▸ Description of the task
Return each line that holds the word "JSON".

▸ Record excerpts
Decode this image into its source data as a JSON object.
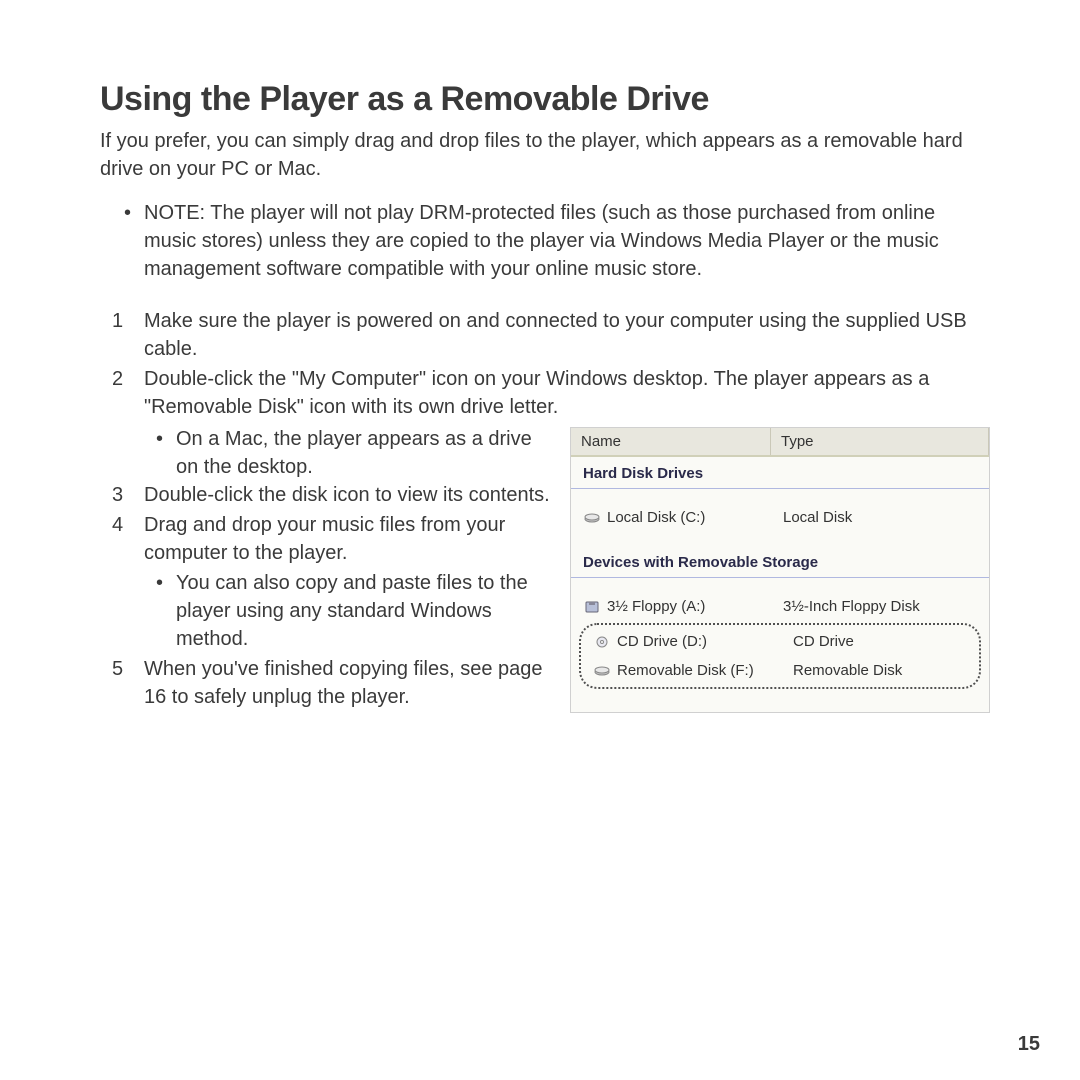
{
  "title": "Using the Player as a Removable Drive",
  "intro": "If you prefer, you can simply drag and drop files to the player, which appears as a removable hard drive on your PC or Mac.",
  "note": "NOTE: The player will not play DRM-protected files (such as those purchased from online music stores) unless they are copied to the player via Windows Media Player or the music management software compatible with your online music store.",
  "steps": {
    "s1": "Make sure the player is powered on and connected to your computer using the supplied USB cable.",
    "s2": "Double-click the \"My Computer\" icon on your Windows desktop. The player appears as a \"Removable Disk\" icon with its own drive letter.",
    "s2_sub": "On a Mac, the player appears as a drive on the desktop.",
    "s3": "Double-click the disk icon to view its contents.",
    "s4": "Drag and drop your music files from your computer to the player.",
    "s4_sub": "You can also copy and paste files to the player using any standard Windows method.",
    "s5": "When you've finished copying files, see page 16 to safely unplug the player."
  },
  "explorer": {
    "columns": {
      "name": "Name",
      "type": "Type"
    },
    "section1": "Hard Disk Drives",
    "drives1": [
      {
        "name": "Local Disk (C:)",
        "type": "Local Disk"
      }
    ],
    "section2": "Devices with Removable Storage",
    "drives2": [
      {
        "name": "3½ Floppy (A:)",
        "type": "3½-Inch Floppy Disk"
      },
      {
        "name": "CD Drive (D:)",
        "type": "CD Drive"
      },
      {
        "name": "Removable Disk (F:)",
        "type": "Removable Disk"
      }
    ]
  },
  "page_number": "15"
}
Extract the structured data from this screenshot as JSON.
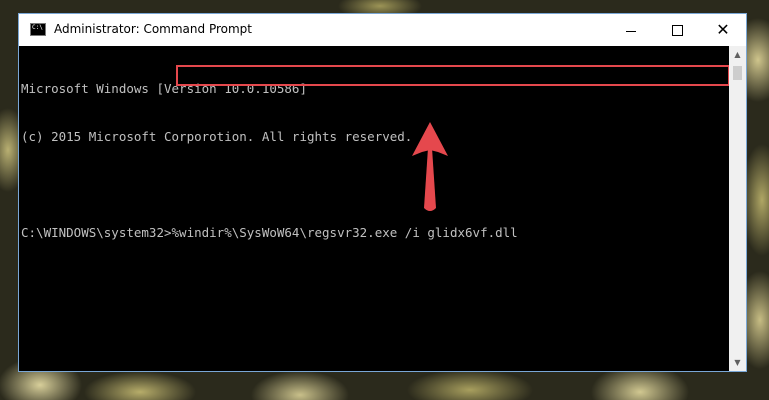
{
  "window": {
    "title": "Administrator: Command Prompt",
    "icon_text": "C:\\",
    "minimize_symbol": "",
    "maximize_symbol": "",
    "close_symbol": "✕"
  },
  "console": {
    "lines": [
      "Microsoft Windows [Version 10.0.10586]",
      "(c) 2015 Microsoft Corporotion. All rights reserved.",
      "",
      "C:\\WINDOWS\\system32>%windir%\\SysWoW64\\regsvr32.exe /i glidx6vf.dll"
    ]
  },
  "scrollbar": {
    "up_arrow": "▲",
    "down_arrow": "▼"
  },
  "annotation": {
    "highlight_color": "#e5484d",
    "arrow_color": "#e5484d",
    "arrow_icon": "up-arrow-icon"
  },
  "colors": {
    "console_bg": "#000000",
    "console_text": "#c0c0c0",
    "titlebar_bg": "#ffffff",
    "window_border": "#7aa7d6"
  }
}
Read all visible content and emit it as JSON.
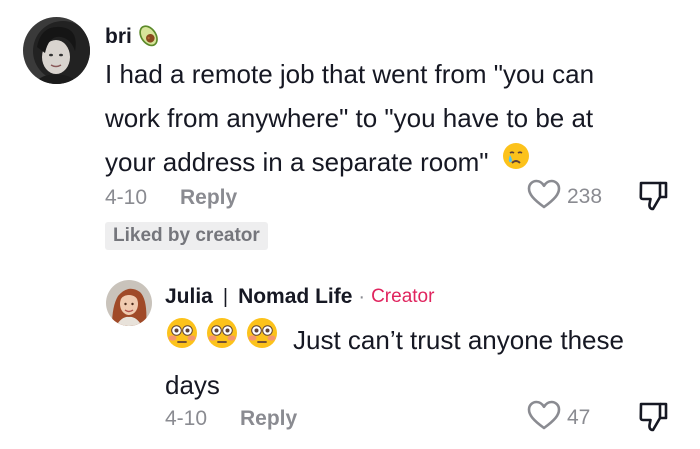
{
  "comment": {
    "username": "bri",
    "username_emoji": "avocado-icon",
    "text_line1": "I had a remote job that went from \"you can",
    "text_line2": "work from anywhere\" to \"you have to be at",
    "text_line3": "your address in a separate room\"",
    "text_emoji": "sad-tear-face-icon",
    "date": "4-10",
    "reply_label": "Reply",
    "like_count": "238",
    "liked_badge": "Liked by creator"
  },
  "reply": {
    "username": "Julia",
    "separator": "|",
    "channel": "Nomad Life",
    "dot": "·",
    "role": "Creator",
    "emojis": [
      "flushed-face-icon",
      "flushed-face-icon",
      "flushed-face-icon"
    ],
    "text_line1": "Just can’t trust anyone these",
    "text_line2": "days",
    "date": "4-10",
    "reply_label": "Reply",
    "like_count": "47"
  },
  "colors": {
    "creator": "#e0245e",
    "muted": "#8a8b91",
    "text": "#161823"
  }
}
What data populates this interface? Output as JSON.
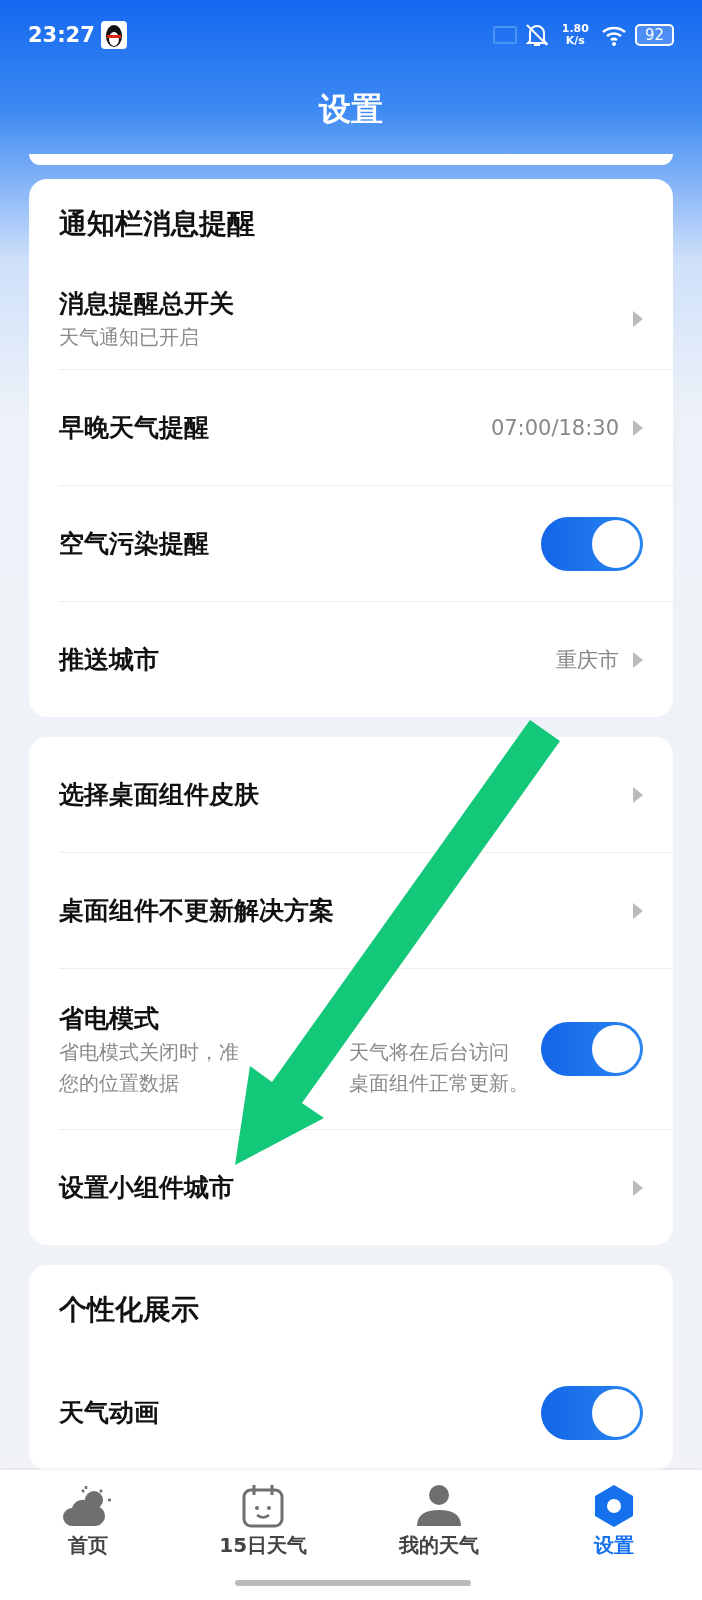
{
  "status_bar": {
    "time": "23:27",
    "speed_value": "1.80",
    "speed_unit": "K/s",
    "battery": "92"
  },
  "title": "设置",
  "sections": [
    {
      "heading": "通知栏消息提醒",
      "rows": [
        {
          "kind": "link",
          "label": "消息提醒总开关",
          "subtitle": [
            "天气通知已开启"
          ]
        },
        {
          "kind": "link",
          "label": "早晚天气提醒",
          "value": "07:00/18:30"
        },
        {
          "kind": "toggle",
          "label": "空气污染提醒",
          "on": true
        },
        {
          "kind": "link",
          "label": "推送城市",
          "value": "重庆市"
        }
      ]
    },
    {
      "rows": [
        {
          "kind": "link",
          "label": "选择桌面组件皮肤"
        },
        {
          "kind": "link",
          "label": "桌面组件不更新解决方案"
        },
        {
          "kind": "toggle",
          "label": "省电模式",
          "on": true,
          "description": [
            [
              "省电模式关闭时，准",
              "天气将在后台访问"
            ],
            [
              "您的位置数据",
              "桌面组件正常更新。"
            ]
          ]
        },
        {
          "kind": "link",
          "label": "设置小组件城市"
        }
      ]
    },
    {
      "heading": "个性化展示",
      "rows": [
        {
          "kind": "toggle",
          "label": "天气动画",
          "on": true
        }
      ]
    }
  ],
  "tabs": [
    {
      "kind": "home",
      "label": "首页",
      "selected": false
    },
    {
      "kind": "calendar",
      "label": "15日天气",
      "selected": false
    },
    {
      "kind": "person",
      "label": "我的天气",
      "selected": false
    },
    {
      "kind": "settings",
      "label": "设置",
      "selected": true
    }
  ]
}
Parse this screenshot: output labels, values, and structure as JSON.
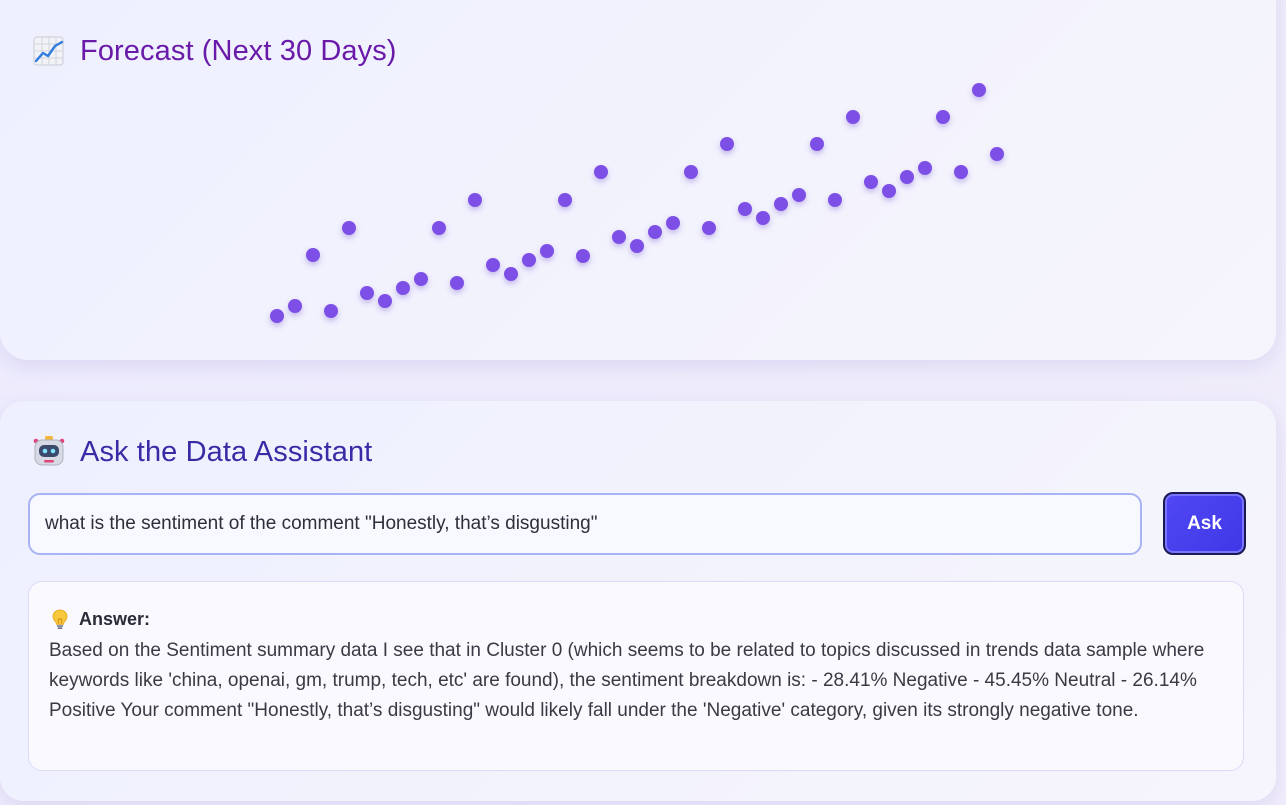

▸ Correct answer
Decode this image into its source data as a JSON object.
Extract the structured data from this screenshot as JSON.
Read all visible content and emit it as JSON.
What data populates this interface? Output as JSON.
Parse this screenshot: output labels, values, and structure as JSON.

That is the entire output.